Aim:
Locate every line in the material below that has the word "مخمل". Copy each of those lines.

+++ Data to process

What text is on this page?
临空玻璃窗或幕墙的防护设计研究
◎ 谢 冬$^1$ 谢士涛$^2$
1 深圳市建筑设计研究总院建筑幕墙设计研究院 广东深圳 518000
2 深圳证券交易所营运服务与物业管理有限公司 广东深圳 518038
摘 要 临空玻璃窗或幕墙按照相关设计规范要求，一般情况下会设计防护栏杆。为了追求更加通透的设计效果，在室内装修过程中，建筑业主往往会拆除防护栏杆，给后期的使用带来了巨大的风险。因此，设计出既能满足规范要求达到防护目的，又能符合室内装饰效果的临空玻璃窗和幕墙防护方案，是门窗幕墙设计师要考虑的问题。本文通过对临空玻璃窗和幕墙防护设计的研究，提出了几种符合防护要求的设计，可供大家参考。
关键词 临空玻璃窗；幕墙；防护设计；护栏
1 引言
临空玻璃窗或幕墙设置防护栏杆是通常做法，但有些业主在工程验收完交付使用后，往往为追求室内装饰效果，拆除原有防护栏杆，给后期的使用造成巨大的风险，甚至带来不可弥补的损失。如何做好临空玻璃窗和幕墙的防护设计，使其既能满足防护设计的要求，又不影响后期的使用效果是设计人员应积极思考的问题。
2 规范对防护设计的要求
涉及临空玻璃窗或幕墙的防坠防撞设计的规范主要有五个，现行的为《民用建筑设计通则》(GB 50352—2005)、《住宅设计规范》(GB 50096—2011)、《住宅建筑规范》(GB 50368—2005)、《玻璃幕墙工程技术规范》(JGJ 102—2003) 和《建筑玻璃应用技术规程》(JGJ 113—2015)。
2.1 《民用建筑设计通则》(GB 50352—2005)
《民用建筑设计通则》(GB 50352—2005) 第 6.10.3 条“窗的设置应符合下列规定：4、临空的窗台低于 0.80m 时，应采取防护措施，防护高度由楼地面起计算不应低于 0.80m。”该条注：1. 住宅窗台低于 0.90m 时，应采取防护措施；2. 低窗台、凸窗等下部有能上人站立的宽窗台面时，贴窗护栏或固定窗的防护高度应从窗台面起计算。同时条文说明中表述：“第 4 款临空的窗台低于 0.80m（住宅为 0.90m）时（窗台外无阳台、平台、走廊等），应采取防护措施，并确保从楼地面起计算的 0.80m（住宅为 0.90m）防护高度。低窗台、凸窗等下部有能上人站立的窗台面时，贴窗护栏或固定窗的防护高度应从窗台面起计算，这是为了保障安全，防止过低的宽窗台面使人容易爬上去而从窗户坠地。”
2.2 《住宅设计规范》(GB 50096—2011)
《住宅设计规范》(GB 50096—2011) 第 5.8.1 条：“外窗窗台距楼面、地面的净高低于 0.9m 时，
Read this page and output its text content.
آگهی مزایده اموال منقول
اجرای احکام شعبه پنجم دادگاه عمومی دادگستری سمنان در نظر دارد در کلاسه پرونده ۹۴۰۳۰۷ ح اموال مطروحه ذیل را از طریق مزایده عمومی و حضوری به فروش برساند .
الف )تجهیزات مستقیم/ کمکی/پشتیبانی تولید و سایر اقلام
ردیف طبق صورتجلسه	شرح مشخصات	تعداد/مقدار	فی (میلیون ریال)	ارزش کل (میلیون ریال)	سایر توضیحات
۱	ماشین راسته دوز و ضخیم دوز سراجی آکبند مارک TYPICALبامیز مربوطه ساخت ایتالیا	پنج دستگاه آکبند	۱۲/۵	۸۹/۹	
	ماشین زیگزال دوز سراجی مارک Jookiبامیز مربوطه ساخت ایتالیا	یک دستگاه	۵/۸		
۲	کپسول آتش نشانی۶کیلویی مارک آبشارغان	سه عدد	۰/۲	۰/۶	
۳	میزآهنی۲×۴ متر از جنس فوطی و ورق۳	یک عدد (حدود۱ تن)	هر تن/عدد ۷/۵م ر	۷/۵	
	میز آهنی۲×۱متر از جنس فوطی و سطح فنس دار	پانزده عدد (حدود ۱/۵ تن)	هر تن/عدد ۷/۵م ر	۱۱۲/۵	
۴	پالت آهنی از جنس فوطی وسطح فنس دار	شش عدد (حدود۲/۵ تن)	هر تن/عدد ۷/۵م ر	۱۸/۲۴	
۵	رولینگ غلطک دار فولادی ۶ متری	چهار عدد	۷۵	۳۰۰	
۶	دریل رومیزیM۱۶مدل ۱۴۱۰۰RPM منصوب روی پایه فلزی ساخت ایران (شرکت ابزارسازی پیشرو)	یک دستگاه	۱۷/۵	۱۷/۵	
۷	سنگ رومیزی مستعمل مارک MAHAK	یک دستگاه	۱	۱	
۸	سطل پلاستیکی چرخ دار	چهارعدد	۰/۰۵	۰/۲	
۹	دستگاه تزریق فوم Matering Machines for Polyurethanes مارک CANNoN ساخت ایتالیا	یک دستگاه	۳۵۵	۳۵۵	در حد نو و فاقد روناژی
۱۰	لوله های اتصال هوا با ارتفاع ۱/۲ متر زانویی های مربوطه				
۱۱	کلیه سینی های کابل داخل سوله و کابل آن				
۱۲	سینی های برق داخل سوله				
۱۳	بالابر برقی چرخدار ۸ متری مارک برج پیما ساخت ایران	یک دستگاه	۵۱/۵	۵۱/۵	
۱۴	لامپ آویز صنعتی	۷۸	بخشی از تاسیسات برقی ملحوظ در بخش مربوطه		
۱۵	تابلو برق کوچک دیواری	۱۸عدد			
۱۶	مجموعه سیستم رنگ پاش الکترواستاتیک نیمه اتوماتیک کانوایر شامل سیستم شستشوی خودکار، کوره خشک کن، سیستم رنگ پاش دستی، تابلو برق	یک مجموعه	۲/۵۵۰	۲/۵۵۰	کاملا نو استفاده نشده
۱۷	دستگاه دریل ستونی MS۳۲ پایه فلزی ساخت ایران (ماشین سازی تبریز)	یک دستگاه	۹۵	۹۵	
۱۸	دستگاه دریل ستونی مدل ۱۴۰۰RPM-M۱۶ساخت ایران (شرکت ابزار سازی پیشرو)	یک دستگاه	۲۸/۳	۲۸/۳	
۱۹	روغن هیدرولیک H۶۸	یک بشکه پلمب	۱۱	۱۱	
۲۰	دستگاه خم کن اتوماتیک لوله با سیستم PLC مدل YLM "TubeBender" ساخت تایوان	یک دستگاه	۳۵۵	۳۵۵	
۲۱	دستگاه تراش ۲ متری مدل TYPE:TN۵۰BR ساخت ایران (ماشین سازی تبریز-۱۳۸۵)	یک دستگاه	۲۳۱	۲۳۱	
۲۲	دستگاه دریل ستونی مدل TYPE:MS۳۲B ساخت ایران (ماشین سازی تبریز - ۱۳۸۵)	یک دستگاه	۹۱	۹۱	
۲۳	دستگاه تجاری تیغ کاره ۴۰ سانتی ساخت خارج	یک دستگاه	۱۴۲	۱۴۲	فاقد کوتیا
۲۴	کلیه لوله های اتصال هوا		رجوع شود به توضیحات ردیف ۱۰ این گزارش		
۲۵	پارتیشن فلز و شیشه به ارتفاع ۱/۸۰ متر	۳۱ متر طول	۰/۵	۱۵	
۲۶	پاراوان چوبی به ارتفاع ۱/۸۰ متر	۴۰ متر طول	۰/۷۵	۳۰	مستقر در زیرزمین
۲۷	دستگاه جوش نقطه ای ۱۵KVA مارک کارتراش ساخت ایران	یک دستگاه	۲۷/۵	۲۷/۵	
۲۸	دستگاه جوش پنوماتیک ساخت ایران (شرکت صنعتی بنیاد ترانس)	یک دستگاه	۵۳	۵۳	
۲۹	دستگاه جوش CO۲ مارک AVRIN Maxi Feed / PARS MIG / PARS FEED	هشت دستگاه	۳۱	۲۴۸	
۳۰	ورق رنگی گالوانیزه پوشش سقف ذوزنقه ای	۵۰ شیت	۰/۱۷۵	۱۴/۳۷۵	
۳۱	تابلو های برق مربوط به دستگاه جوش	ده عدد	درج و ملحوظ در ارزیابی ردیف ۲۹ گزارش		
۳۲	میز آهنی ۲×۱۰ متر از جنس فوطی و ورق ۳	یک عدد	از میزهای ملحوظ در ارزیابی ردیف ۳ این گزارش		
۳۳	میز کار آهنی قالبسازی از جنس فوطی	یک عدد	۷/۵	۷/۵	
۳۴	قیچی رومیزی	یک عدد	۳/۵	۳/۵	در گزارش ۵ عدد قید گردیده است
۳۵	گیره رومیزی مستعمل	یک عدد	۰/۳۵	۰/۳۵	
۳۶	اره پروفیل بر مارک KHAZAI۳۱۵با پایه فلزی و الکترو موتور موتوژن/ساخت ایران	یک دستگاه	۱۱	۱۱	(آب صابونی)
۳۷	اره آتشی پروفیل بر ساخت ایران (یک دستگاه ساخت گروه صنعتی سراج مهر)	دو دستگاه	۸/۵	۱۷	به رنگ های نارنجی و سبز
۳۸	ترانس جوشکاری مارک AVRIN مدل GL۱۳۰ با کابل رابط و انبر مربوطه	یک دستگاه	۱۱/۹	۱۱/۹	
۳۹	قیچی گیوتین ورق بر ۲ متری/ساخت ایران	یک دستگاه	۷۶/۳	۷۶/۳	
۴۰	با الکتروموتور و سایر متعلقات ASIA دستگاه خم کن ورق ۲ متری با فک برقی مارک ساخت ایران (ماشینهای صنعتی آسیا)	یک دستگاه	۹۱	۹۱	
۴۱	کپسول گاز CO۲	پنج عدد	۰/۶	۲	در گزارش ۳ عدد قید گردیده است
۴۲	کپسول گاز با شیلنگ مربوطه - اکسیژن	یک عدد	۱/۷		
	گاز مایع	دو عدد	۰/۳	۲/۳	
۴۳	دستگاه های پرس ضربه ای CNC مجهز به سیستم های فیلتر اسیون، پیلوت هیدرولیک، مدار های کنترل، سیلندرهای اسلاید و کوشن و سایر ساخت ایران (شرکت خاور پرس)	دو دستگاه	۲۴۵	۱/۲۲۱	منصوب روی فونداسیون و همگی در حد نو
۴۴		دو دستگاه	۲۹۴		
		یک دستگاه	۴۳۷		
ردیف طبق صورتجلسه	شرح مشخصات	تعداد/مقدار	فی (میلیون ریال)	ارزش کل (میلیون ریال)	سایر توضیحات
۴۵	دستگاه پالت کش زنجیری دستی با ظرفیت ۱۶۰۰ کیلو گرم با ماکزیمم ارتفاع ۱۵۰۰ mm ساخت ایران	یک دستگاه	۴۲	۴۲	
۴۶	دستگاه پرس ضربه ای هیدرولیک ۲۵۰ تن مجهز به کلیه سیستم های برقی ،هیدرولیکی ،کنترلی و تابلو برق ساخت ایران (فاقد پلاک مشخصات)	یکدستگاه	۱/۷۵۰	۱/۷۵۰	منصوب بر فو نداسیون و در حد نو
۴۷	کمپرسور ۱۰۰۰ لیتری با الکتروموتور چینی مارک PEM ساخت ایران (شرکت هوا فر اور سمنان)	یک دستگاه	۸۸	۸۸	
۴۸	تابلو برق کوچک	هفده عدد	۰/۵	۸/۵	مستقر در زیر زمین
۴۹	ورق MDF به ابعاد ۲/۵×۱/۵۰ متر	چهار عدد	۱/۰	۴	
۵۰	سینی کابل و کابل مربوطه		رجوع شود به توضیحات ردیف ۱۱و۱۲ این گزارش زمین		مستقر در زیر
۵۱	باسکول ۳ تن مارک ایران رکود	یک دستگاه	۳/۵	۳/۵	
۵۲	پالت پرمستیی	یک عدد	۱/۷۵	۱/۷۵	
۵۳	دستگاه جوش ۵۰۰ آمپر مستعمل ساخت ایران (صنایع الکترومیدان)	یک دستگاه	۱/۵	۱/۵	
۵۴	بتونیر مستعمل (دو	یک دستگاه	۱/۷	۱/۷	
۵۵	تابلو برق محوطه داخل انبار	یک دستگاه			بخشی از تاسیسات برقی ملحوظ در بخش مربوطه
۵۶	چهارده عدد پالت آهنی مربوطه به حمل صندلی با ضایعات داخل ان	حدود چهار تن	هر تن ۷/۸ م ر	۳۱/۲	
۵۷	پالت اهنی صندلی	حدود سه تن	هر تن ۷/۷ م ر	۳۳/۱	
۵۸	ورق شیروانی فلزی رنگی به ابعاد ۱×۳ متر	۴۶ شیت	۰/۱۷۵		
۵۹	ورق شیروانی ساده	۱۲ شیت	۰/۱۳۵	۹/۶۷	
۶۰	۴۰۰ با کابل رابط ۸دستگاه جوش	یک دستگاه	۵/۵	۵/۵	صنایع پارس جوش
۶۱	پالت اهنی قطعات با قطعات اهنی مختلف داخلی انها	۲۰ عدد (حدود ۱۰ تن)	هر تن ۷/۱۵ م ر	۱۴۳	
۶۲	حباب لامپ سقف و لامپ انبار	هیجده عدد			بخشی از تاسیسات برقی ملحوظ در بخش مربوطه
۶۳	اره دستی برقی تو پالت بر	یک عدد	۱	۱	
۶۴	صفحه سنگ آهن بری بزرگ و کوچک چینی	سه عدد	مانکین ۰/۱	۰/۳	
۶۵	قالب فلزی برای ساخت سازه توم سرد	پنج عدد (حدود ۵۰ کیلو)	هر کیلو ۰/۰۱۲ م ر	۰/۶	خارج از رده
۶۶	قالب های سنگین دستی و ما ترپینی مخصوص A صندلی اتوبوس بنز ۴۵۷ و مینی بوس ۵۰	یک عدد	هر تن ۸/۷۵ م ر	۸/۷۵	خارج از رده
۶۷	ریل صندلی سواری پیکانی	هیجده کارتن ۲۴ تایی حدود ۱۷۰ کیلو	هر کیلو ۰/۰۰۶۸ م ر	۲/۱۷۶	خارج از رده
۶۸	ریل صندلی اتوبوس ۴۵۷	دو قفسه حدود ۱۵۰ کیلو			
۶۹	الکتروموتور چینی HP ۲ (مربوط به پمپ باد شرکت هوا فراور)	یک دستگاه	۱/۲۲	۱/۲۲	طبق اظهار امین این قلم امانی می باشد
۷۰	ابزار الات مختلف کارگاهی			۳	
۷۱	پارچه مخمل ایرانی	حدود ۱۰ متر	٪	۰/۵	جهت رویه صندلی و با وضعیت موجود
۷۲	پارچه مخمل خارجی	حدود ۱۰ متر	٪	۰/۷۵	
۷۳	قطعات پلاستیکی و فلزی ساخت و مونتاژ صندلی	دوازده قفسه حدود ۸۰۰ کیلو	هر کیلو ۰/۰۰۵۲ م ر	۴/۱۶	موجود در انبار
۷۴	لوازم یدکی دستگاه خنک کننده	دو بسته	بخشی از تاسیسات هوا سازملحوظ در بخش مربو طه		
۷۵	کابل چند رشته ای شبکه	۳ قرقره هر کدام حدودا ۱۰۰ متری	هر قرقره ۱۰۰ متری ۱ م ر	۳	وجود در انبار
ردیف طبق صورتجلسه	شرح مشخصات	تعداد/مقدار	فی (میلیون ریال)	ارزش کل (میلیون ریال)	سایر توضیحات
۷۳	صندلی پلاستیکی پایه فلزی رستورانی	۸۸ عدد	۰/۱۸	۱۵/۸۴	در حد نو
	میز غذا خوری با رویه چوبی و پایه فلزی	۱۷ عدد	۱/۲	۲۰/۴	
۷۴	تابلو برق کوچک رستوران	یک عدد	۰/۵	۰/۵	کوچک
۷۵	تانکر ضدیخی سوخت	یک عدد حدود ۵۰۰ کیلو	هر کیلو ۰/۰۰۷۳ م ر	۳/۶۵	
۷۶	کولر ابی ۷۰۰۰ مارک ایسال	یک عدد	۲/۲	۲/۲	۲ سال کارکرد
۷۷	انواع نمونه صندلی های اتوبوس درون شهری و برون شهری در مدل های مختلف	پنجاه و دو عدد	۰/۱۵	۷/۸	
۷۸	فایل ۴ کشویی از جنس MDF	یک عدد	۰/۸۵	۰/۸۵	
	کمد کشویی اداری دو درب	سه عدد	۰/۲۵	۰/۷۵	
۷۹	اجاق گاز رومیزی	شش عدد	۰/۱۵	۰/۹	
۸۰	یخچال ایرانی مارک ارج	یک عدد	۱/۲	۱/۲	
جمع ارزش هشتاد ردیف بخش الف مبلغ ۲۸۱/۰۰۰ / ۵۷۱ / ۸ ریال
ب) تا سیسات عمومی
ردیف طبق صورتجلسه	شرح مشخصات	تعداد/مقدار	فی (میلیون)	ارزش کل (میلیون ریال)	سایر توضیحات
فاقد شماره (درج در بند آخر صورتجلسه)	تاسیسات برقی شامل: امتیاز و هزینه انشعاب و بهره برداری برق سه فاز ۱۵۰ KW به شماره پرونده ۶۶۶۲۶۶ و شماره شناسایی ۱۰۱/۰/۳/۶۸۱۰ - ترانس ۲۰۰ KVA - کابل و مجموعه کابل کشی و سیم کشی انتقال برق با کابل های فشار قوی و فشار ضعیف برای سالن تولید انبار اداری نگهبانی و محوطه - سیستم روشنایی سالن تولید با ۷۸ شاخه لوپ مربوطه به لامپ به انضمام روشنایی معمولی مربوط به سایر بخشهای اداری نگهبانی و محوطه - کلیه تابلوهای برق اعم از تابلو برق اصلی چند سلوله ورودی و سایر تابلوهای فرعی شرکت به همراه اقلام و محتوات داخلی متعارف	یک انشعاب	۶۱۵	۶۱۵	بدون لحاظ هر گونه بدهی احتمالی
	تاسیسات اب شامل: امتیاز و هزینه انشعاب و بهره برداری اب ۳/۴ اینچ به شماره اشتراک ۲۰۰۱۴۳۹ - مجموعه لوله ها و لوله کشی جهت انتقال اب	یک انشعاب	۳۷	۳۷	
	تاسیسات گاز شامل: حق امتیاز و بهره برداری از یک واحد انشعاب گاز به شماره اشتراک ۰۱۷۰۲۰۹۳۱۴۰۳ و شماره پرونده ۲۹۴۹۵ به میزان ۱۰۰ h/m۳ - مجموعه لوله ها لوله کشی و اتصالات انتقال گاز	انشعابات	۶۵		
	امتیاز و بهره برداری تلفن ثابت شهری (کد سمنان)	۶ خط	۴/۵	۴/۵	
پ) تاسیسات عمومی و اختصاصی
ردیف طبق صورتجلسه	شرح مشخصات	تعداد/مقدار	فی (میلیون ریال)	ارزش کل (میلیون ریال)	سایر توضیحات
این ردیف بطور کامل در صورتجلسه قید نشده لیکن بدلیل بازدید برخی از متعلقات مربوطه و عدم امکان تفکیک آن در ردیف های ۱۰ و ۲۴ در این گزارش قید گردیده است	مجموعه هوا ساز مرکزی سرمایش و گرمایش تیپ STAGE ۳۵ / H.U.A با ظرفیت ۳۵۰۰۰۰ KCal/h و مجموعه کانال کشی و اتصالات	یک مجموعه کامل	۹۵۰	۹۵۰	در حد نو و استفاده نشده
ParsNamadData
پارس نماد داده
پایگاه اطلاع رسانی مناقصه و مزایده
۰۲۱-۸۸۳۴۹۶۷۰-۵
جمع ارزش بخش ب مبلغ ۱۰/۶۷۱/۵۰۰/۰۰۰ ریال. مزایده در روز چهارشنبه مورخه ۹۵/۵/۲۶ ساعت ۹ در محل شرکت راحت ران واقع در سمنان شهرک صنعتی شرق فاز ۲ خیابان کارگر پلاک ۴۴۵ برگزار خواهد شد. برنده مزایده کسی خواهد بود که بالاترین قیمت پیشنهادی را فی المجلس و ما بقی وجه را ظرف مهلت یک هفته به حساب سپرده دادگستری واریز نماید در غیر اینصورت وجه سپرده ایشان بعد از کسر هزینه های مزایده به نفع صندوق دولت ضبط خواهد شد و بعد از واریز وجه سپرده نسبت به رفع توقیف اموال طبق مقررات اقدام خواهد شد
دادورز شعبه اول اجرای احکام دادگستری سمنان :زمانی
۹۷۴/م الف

++++++

Response below:
۷۱	پارچه مخمل ایرانی	حدود ۱۰ متر	٪	۰/۵	جهت رویه صندلی و با وضعیت موجود
۷۲	پارچه مخمل خارجی	حدود ۱۰ متر	٪	۰/۷۵	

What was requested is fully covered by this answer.